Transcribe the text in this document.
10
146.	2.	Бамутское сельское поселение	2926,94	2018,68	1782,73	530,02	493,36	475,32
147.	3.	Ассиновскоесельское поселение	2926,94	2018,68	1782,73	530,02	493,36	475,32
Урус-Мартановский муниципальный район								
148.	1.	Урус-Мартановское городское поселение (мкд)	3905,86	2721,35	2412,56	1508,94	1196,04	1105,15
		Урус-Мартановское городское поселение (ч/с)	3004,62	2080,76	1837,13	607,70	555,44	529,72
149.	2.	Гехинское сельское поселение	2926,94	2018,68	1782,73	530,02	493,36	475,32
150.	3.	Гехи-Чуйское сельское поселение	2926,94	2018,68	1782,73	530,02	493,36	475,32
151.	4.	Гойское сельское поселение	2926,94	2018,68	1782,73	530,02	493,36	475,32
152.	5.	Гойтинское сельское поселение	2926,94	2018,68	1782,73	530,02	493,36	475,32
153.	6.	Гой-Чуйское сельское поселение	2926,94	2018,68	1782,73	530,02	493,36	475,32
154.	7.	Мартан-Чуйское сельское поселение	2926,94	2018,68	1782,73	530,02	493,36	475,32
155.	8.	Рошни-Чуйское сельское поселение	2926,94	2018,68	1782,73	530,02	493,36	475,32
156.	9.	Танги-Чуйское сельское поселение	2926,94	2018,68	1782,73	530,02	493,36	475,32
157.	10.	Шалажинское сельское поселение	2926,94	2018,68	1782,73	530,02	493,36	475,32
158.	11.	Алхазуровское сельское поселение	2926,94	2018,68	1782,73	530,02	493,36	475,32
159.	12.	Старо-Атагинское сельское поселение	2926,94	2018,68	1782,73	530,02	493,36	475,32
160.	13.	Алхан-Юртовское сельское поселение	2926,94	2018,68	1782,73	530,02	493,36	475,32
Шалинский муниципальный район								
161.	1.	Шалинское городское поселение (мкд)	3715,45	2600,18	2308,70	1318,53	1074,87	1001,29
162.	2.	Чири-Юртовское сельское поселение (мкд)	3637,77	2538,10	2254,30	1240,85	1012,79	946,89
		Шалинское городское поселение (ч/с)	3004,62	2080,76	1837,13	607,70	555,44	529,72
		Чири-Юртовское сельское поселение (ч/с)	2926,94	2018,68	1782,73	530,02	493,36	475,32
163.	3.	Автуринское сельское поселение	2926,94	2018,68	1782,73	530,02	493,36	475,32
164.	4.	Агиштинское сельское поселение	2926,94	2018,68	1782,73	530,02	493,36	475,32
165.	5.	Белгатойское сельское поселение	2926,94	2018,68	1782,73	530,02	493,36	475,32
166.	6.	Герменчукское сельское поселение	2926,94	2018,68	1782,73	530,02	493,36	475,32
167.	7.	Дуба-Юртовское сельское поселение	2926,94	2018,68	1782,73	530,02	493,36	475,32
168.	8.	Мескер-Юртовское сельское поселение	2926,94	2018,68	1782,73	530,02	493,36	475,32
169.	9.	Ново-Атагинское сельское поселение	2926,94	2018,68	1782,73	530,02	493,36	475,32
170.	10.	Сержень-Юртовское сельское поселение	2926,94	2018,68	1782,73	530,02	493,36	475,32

........

Restate each entry exactly, skipping none.

RESULT OF THE TASK
Transcribe the text in this document.
10
146.	2.	Бамутское сельское поселение	2926,94	2018,68	1782,73	530,02	493,36	475,32
147.	3.	Ассиновскоесельское поселение	2926,94	2018,68	1782,73	530,02	493,36	475,32
Урус-Мартановский муниципальный район								
148.	1.	Урус-Мартановское городское поселение (мкд)	3905,86	2721,35	2412,56	1508,94	1196,04	1105,15
		Урус-Мартановское городское поселение (ч/с)	3004,62	2080,76	1837,13	607,70	555,44	529,72
149.	2.	Гехинское сельское поселение	2926,94	2018,68	1782,73	530,02	493,36	475,32
150.	3.	Гехи-Чуйское сельское поселение	2926,94	2018,68	1782,73	530,02	493,36	475,32
151.	4.	Гойское сельское поселение	2926,94	2018,68	1782,73	530,02	493,36	475,32
152.	5.	Гойтинское сельское поселение	2926,94	2018,68	1782,73	530,02	493,36	475,32
153.	6.	Гой-Чуйское сельское поселение	2926,94	2018,68	1782,73	530,02	493,36	475,32
154.	7.	Мартан-Чуйское сельское поселение	2926,94	2018,68	1782,73	530,02	493,36	475,32
155.	8.	Рошни-Чуйское сельское поселение	2926,94	2018,68	1782,73	530,02	493,36	475,32
156.	9.	Танги-Чуйское сельское поселение	2926,94	2018,68	1782,73	530,02	493,36	475,32
157.	10.	Шалажинское сельское поселение	2926,94	2018,68	1782,73	530,02	493,36	475,32
158.	11.	Алхазуровское сельское поселение	2926,94	2018,68	1782,73	530,02	493,36	475,32
159.	12.	Старо-Атагинское сельское поселение	2926,94	2018,68	1782,73	530,02	493,36	475,32
160.	13.	Алхан-Юртовское сельское поселение	2926,94	2018,68	1782,73	530,02	493,36	475,32
Шалинский муниципальный район								
161.	1.	Шалинское городское поселение (мкд)	3715,45	2600,18	2308,70	1318,53	1074,87	1001,29
162.	2.	Чири-Юртовское сельское поселение (мкд)	3637,77	2538,10	2254,30	1240,85	1012,79	946,89
		Шалинское городское поселение (ч/с)	3004,62	2080,76	1837,13	607,70	555,44	529,72
		Чири-Юртовское сельское поселение (ч/с)	2926,94	2018,68	1782,73	530,02	493,36	475,32
163.	3.	Автуринское сельское поселение	2926,94	2018,68	1782,73	530,02	493,36	475,32
164.	4.	Агиштинское сельское поселение	2926,94	2018,68	1782,73	530,02	493,36	475,32
165.	5.	Белгатойское сельское поселение	2926,94	2018,68	1782,73	530,02	493,36	475,32
166.	6.	Герменчукское сельское поселение	2926,94	2018,68	1782,73	530,02	493,36	475,32
167.	7.	Дуба-Юртовское сельское поселение	2926,94	2018,68	1782,73	530,02	493,36	475,32
168.	8.	Мескер-Юртовское сельское поселение	2926,94	2018,68	1782,73	530,02	493,36	475,32
169.	9.	Ново-Атагинское сельское поселение	2926,94	2018,68	1782,73	530,02	493,36	475,32
170.	10.	Сержень-Юртовское сельское поселение	2926,94	2018,68	1782,73	530,02	493,36	475,32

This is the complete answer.